Work to do:
Answer with a single number, the count of lines holding the word "ROMANO".

--

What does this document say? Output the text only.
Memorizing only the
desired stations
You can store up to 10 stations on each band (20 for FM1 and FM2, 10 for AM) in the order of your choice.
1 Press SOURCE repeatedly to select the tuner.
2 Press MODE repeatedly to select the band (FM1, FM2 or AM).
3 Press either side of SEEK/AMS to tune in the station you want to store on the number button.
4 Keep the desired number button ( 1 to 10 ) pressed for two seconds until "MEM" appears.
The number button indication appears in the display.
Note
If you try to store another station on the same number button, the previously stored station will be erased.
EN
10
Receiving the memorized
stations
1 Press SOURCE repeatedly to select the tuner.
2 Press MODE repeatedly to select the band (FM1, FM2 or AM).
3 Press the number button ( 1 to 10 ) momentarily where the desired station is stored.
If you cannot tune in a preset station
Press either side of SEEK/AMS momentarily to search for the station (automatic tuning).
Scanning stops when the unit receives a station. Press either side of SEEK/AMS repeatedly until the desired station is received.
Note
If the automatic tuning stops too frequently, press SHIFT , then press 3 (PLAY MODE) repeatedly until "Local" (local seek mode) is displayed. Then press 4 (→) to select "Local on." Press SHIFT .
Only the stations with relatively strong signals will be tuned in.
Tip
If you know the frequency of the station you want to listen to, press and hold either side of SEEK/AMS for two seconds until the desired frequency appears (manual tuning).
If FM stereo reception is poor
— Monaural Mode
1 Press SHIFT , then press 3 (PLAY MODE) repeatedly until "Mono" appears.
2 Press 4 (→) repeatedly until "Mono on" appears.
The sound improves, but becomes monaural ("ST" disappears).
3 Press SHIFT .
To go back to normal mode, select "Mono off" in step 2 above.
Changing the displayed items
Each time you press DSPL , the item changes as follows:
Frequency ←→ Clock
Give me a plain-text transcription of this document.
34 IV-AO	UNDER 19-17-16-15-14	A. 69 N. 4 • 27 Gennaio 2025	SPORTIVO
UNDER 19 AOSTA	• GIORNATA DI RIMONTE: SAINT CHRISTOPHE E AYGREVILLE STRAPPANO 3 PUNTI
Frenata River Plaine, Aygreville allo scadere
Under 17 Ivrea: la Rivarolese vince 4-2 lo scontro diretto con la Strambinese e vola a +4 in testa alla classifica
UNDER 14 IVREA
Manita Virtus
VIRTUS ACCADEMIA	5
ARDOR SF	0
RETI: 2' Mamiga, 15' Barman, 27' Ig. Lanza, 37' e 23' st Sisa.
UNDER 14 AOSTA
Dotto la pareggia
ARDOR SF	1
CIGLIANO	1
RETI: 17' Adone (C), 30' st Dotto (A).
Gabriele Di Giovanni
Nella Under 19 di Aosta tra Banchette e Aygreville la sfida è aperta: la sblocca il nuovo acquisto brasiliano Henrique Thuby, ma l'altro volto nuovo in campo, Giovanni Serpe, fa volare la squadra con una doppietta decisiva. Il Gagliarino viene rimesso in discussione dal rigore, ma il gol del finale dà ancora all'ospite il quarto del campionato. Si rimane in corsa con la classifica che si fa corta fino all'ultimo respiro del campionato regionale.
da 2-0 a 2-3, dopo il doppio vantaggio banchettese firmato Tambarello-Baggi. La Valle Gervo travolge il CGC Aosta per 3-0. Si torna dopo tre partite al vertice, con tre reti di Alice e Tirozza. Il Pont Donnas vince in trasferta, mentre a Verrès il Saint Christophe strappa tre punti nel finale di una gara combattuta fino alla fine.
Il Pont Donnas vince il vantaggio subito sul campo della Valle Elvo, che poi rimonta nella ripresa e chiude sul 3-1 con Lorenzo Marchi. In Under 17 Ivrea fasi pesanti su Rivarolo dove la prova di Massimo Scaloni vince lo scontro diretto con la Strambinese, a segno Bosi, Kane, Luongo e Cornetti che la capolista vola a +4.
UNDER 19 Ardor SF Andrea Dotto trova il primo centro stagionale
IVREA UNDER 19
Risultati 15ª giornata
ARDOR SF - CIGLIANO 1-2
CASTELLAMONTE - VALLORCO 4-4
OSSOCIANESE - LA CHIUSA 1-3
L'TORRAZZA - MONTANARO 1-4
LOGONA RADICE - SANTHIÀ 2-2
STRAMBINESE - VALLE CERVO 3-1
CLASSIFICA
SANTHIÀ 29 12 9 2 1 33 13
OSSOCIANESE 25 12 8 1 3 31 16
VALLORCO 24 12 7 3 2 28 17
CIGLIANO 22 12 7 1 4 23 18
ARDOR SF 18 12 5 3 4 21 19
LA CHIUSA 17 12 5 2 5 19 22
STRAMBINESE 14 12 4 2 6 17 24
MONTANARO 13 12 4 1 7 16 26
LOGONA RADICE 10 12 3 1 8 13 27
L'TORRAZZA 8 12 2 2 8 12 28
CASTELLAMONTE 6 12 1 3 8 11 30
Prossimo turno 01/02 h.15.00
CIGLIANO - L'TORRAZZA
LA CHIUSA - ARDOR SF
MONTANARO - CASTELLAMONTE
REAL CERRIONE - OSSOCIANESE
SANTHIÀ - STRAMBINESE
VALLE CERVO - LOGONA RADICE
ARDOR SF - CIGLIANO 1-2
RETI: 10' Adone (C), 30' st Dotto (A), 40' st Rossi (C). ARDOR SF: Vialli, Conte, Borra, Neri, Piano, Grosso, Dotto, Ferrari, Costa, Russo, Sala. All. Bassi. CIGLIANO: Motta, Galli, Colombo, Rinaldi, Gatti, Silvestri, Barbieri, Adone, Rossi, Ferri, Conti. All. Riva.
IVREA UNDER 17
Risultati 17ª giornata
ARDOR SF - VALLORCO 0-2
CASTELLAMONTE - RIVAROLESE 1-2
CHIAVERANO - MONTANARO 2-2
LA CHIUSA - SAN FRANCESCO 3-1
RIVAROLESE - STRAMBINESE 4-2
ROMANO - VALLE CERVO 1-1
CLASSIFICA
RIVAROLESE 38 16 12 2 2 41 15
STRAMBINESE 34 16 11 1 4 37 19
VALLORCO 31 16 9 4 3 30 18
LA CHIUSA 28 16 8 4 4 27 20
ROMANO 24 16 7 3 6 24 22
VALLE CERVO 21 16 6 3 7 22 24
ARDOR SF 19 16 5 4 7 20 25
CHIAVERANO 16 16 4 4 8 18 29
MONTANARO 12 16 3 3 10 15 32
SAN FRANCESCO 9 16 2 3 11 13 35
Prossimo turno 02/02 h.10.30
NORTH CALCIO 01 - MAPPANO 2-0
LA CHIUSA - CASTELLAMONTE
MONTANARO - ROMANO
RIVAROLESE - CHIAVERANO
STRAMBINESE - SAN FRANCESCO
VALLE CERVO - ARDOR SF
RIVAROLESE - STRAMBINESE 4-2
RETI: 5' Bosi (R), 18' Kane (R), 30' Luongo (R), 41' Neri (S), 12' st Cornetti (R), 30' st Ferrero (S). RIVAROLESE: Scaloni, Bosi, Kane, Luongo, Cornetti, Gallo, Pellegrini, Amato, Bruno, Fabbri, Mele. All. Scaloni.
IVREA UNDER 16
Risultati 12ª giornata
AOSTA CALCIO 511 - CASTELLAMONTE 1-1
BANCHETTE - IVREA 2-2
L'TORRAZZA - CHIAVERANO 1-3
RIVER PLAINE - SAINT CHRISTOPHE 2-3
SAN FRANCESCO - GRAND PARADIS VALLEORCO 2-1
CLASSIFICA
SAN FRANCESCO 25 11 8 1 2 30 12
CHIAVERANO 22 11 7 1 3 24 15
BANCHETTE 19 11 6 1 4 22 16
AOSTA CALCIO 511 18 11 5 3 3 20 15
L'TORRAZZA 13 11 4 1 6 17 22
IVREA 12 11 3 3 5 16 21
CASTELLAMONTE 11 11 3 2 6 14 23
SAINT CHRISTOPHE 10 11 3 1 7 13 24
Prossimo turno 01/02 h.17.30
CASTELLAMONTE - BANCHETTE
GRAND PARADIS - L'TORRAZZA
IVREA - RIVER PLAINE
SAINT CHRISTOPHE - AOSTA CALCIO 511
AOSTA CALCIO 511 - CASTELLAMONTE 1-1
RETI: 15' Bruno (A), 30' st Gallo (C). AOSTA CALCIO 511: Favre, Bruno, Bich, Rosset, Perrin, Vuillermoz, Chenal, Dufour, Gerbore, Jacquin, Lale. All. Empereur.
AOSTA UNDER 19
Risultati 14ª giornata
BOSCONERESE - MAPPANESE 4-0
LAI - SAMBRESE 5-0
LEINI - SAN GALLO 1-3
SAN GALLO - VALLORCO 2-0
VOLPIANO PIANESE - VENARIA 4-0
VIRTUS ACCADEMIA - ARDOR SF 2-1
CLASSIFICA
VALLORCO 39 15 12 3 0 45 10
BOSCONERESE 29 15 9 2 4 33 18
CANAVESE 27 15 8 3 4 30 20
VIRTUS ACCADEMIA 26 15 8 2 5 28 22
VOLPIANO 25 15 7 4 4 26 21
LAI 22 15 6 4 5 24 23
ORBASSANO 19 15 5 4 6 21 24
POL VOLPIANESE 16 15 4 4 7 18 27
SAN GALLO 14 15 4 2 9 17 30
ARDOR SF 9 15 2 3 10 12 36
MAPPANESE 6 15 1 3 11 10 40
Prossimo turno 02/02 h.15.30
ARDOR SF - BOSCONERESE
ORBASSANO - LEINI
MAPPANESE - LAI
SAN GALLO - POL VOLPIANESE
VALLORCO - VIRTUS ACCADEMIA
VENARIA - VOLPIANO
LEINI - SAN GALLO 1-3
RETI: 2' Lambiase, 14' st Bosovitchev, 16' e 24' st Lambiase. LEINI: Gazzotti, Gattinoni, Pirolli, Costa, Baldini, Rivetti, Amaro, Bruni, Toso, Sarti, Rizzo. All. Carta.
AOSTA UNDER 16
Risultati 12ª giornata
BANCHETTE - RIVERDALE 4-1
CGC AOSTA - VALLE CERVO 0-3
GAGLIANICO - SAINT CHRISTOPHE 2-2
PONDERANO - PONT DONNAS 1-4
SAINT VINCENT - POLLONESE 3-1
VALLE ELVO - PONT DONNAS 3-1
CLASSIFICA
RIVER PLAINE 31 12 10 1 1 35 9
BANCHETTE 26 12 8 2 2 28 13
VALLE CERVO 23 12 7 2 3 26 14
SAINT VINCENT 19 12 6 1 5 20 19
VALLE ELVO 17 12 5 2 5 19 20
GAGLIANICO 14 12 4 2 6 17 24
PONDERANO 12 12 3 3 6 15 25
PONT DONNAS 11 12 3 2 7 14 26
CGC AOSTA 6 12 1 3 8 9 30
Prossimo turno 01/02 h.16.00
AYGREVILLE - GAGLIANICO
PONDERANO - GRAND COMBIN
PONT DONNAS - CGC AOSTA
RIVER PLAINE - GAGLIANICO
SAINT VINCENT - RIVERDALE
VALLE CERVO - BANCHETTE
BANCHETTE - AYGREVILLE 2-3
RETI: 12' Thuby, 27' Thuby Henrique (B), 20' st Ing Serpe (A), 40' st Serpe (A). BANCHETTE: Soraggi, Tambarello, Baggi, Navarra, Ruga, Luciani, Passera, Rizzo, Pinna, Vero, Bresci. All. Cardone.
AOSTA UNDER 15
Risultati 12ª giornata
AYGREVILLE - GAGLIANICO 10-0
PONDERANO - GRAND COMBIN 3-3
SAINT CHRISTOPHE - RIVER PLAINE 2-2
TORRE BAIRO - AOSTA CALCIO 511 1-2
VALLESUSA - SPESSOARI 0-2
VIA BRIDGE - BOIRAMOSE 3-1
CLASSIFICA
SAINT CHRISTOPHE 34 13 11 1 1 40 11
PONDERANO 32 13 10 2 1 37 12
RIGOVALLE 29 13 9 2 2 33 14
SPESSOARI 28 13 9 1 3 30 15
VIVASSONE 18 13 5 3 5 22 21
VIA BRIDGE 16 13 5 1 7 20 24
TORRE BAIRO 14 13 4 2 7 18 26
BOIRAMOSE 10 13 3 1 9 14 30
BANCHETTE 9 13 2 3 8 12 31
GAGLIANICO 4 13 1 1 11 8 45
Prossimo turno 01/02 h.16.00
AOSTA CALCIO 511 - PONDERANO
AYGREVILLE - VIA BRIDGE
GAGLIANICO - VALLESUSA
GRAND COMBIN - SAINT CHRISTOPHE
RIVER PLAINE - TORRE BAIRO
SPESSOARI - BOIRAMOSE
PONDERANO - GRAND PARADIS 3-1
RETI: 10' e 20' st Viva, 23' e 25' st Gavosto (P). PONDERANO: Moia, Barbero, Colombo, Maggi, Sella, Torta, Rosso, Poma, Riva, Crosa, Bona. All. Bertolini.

--

Exercise output:
3